TASK BRIEF: Reply with one number: the count of lines in the records below that hold "screenshot".

Data records:
++++++
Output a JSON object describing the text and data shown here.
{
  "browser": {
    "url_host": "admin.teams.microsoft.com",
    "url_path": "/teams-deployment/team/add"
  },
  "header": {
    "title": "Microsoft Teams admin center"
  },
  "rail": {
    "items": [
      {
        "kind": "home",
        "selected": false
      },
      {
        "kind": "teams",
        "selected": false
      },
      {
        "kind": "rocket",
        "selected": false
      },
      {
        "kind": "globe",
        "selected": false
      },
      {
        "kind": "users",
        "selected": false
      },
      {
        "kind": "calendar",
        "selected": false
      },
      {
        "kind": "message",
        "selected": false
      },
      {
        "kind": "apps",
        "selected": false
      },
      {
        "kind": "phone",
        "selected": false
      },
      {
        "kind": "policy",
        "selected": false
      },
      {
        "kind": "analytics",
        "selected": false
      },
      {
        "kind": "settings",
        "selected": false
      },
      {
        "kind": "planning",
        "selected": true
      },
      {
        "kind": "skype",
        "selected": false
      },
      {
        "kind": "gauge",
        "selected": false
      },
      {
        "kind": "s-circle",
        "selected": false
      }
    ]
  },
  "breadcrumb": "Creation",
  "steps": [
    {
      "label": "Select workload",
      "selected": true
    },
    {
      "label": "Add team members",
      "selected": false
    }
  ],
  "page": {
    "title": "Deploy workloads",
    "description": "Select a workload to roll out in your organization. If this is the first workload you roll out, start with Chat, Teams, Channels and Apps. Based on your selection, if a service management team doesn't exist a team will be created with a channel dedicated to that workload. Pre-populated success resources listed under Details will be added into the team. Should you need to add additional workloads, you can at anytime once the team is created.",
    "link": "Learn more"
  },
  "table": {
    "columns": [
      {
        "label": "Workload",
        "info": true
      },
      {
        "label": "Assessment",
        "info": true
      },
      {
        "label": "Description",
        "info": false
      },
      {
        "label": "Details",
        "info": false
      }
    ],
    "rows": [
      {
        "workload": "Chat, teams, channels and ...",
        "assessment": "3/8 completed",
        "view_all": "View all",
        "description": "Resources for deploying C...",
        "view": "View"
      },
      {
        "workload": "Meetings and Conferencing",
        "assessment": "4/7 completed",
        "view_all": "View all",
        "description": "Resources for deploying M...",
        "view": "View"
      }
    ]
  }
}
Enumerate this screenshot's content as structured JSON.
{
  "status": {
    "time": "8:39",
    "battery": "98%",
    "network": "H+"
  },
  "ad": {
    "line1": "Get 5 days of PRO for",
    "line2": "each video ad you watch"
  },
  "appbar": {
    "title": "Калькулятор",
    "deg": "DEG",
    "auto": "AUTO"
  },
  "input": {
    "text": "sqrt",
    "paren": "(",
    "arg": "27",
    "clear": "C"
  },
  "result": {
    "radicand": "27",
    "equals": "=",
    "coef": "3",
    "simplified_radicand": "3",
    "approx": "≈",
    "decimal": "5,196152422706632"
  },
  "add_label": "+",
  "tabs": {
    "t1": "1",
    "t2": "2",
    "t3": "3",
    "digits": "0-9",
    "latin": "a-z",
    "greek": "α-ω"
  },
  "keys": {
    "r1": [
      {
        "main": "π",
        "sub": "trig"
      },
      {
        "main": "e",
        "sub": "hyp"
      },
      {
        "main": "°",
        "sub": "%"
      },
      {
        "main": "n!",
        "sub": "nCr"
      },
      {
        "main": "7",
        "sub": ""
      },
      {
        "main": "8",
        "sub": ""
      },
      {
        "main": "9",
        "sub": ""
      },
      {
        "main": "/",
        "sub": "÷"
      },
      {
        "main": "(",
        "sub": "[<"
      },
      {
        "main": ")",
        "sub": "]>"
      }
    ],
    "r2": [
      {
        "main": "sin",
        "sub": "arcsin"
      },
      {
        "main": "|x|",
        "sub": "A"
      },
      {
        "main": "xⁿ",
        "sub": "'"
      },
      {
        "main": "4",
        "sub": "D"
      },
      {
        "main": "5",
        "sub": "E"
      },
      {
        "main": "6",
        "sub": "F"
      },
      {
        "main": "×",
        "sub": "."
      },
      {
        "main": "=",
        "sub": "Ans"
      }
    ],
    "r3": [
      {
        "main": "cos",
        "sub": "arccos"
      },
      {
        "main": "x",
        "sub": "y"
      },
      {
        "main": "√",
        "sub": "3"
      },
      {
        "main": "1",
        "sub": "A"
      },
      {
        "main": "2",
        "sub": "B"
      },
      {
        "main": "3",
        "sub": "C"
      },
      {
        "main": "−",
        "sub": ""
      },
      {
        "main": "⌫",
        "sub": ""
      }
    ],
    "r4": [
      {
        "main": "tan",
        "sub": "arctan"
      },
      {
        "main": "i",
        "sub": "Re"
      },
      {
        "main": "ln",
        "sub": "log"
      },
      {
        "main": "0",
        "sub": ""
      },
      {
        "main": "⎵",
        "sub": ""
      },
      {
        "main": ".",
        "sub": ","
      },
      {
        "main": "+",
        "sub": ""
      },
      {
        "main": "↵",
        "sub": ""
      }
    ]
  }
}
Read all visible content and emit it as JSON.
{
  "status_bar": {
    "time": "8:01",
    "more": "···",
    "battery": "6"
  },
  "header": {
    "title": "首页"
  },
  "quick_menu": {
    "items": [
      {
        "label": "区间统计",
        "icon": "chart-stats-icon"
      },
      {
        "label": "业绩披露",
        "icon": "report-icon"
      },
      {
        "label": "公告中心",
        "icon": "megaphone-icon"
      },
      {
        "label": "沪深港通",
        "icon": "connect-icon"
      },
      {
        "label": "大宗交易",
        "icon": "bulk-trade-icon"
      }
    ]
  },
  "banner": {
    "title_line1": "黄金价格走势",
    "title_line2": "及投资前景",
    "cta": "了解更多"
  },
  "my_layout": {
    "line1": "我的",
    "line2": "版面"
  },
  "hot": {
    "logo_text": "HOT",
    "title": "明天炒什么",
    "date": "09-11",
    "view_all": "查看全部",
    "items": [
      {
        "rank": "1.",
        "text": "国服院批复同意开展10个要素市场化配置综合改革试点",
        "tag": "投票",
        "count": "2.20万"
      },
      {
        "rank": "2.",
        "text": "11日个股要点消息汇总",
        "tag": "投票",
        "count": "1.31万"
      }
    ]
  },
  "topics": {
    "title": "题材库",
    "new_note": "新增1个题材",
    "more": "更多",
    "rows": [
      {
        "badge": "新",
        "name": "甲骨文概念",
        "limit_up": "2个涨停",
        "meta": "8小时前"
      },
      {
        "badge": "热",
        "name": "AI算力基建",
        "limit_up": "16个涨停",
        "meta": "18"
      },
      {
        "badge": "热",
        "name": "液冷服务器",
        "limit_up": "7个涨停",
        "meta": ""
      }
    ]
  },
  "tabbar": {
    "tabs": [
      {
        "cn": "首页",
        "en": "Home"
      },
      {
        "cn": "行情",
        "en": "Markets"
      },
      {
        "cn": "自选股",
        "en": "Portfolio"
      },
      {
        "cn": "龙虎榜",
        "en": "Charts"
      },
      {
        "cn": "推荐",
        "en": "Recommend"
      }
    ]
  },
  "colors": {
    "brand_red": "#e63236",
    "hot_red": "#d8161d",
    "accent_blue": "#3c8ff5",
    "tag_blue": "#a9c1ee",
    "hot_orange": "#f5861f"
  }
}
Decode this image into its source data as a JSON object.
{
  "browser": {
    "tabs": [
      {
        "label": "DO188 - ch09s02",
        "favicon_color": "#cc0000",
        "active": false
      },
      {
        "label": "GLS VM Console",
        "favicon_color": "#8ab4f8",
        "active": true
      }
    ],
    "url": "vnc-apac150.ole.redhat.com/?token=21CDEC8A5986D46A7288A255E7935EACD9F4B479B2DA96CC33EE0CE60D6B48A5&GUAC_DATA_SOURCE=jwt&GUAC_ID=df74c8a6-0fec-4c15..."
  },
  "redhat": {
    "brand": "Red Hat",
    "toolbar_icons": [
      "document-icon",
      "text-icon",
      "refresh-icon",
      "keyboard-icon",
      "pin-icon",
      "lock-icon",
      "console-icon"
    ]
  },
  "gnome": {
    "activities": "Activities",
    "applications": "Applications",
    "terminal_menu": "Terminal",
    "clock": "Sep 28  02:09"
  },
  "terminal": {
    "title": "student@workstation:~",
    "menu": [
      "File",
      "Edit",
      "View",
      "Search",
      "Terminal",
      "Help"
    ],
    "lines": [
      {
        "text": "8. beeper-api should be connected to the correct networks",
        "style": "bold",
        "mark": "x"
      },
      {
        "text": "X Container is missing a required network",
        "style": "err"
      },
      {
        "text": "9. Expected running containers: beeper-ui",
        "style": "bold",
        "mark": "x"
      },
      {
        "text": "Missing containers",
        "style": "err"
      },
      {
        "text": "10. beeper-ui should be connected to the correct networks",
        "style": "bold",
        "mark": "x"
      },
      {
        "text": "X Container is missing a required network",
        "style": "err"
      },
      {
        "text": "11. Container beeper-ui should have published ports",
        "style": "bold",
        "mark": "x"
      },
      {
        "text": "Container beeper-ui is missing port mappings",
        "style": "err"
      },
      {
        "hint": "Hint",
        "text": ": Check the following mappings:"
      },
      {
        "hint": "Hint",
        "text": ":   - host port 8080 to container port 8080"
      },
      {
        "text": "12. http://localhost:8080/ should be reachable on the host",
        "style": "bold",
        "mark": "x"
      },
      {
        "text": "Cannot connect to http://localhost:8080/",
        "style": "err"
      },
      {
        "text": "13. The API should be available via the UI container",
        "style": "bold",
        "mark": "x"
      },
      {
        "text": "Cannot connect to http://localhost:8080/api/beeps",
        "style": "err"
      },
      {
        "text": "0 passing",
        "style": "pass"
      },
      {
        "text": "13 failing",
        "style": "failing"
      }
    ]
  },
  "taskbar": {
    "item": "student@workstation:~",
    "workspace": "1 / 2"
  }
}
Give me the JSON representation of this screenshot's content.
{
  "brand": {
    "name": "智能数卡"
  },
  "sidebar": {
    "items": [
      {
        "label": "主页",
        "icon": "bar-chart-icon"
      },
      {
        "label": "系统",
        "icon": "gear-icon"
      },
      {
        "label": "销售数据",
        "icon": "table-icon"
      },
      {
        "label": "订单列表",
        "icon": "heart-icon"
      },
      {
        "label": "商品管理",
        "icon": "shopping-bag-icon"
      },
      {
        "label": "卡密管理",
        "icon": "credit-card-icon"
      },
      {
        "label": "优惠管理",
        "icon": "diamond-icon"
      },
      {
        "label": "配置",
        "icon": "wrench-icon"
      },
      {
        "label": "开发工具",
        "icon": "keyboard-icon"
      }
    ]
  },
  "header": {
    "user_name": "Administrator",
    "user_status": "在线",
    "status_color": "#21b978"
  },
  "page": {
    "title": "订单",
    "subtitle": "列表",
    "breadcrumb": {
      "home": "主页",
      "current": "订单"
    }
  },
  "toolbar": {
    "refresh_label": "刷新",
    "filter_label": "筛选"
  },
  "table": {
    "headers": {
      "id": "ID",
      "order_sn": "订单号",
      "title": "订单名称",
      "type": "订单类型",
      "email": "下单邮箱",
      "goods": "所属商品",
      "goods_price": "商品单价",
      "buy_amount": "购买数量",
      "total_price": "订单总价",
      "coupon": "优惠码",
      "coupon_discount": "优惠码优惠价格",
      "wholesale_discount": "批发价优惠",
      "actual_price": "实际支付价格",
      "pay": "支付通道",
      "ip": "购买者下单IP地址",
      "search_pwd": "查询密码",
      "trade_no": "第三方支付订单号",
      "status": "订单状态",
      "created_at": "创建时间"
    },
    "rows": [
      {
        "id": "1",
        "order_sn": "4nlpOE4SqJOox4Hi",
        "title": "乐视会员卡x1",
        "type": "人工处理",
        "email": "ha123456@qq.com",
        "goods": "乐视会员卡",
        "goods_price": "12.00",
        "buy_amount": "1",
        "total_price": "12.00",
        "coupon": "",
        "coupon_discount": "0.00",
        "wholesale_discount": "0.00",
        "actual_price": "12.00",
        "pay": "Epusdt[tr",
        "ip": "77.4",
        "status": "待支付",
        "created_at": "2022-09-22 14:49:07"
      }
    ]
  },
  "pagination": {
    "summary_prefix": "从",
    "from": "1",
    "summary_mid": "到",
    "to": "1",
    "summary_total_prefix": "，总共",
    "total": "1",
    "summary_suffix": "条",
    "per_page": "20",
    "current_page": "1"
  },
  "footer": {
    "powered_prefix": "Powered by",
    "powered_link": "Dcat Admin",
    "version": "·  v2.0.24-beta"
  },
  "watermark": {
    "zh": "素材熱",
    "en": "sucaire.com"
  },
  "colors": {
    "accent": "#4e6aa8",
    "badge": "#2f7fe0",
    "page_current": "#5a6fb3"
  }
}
++++++
RESPONSE: 2